(Page element annotations)
========

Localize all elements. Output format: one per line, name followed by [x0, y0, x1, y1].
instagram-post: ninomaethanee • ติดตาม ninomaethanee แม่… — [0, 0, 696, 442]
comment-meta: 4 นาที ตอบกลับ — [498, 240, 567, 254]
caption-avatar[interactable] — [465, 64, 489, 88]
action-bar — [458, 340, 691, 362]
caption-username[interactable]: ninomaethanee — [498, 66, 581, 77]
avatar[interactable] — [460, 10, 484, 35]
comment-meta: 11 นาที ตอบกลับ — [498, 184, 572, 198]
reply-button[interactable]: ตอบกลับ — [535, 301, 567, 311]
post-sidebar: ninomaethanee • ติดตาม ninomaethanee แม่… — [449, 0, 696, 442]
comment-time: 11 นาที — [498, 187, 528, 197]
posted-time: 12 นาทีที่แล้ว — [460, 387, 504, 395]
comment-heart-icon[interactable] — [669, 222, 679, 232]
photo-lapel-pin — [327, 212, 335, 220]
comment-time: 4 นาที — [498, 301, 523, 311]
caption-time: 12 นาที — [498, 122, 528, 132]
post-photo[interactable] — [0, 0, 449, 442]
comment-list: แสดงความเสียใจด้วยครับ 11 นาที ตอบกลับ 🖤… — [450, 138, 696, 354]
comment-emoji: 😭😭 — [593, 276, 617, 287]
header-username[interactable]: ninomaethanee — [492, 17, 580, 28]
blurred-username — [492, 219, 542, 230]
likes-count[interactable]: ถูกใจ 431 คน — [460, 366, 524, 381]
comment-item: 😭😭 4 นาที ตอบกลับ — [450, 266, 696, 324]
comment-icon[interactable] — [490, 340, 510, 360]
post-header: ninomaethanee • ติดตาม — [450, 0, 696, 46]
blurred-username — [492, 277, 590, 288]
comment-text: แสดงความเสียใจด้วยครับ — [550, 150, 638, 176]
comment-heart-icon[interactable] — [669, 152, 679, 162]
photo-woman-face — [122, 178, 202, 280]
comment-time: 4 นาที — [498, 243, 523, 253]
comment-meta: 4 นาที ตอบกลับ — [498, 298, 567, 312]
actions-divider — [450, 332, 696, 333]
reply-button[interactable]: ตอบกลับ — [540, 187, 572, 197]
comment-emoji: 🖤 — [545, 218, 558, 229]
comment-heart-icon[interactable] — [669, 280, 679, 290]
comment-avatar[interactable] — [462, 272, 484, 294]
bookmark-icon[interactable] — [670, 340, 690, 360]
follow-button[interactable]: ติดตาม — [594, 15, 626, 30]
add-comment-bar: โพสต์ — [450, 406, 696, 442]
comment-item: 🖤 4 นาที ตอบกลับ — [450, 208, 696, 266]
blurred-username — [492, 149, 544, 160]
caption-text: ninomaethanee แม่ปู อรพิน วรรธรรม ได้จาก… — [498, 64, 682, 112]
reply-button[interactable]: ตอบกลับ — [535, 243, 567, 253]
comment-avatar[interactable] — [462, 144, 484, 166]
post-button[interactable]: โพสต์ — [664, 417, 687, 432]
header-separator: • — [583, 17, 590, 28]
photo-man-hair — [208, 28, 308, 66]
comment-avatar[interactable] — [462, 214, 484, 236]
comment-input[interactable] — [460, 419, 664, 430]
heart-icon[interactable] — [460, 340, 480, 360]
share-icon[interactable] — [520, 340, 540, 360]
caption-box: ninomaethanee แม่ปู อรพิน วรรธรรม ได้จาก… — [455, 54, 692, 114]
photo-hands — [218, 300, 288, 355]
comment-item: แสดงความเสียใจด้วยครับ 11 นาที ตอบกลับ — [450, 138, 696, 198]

========

[EXERCISE] Give the records as a numbered list, leaving out blank lines: begin at the first line of the records and stop after the line that contains "blurred-username — [492, 149, 544, 160]".

[FINISHED ANSWER]
1. Localize all elements. Output format: one per line, name followed by [x0, y0, x1, y1].
2. instagram-post: ninomaethanee • ติดตาม ninomaethanee แม่… — [0, 0, 696, 442]
3. comment-meta: 4 นาที ตอบกลับ — [498, 240, 567, 254]
4. caption-avatar[interactable] — [465, 64, 489, 88]
5. action-bar — [458, 340, 691, 362]
6. caption-username[interactable]: ninomaethanee — [498, 66, 581, 77]
7. avatar[interactable] — [460, 10, 484, 35]
8. comment-meta: 11 นาที ตอบกลับ — [498, 184, 572, 198]
9. reply-button[interactable]: ตอบกลับ — [535, 301, 567, 311]
10. post-sidebar: ninomaethanee • ติดตาม ninomaethanee แม่… — [449, 0, 696, 442]
11. comment-time: 11 นาที — [498, 187, 528, 197]
12. posted-time: 12 นาทีที่แล้ว — [460, 387, 504, 395]
13. comment-heart-icon[interactable] — [669, 222, 679, 232]
14. photo-lapel-pin — [327, 212, 335, 220]
15. comment-time: 4 นาที — [498, 301, 523, 311]
16. caption-time: 12 นาที — [498, 122, 528, 132]
17. post-photo[interactable] — [0, 0, 449, 442]
18. comment-list: แสดงความเสียใจด้วยครับ 11 นาที ตอบกลับ 🖤… — [450, 138, 696, 354]
19. comment-emoji: 😭😭 — [593, 276, 617, 287]
20. header-username[interactable]: ninomaethanee — [492, 17, 580, 28]
21. blurred-username — [492, 219, 542, 230]
22. likes-count[interactable]: ถูกใจ 431 คน — [460, 366, 524, 381]
23. comment-item: 😭😭 4 นาที ตอบกลับ — [450, 266, 696, 324]
24. comment-icon[interactable] — [490, 340, 510, 360]
25. post-header: ninomaethanee • ติดตาม — [450, 0, 696, 46]
26. blurred-username — [492, 277, 590, 288]
27. comment-text: แสดงความเสียใจด้วยครับ — [550, 150, 638, 176]
28. comment-heart-icon[interactable] — [669, 152, 679, 162]
29. photo-woman-face — [122, 178, 202, 280]
30. comment-time: 4 นาที — [498, 243, 523, 253]
31. comment-meta: 4 นาที ตอบกลับ — [498, 298, 567, 312]
32. actions-divider — [450, 332, 696, 333]
33. reply-button[interactable]: ตอบกลับ — [540, 187, 572, 197]
34. comment-emoji: 🖤 — [545, 218, 558, 229]
35. comment-heart-icon[interactable] — [669, 280, 679, 290]
36. comment-avatar[interactable] — [462, 272, 484, 294]
37. bookmark-icon[interactable] — [670, 340, 690, 360]
38. follow-button[interactable]: ติดตาม — [594, 15, 626, 30]
39. add-comment-bar: โพสต์ — [450, 406, 696, 442]
40. comment-item: 🖤 4 นาที ตอบกลับ — [450, 208, 696, 266]
41. blurred-username — [492, 149, 544, 160]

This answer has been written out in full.